--- start ---

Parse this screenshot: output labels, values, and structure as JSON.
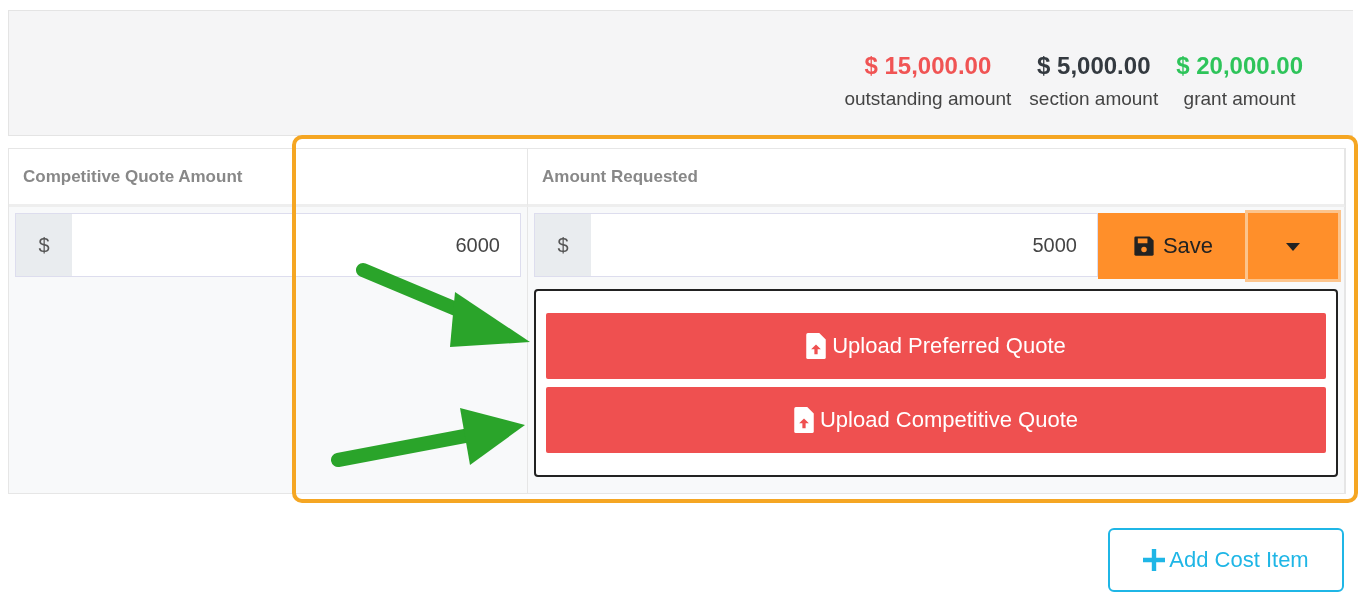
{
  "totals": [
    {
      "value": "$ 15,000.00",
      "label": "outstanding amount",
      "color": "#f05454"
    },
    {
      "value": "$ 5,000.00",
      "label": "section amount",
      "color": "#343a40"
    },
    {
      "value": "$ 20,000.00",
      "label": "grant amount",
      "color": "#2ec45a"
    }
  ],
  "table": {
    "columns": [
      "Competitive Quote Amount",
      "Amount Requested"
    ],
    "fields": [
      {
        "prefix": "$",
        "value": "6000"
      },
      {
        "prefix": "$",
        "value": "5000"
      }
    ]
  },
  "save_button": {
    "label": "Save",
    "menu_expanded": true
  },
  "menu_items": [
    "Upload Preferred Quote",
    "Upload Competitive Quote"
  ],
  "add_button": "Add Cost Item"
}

--- end ---

■ Stated goal
Across the records above, count the lines holding "Quote" and reply with that number alone.

■ Task result
3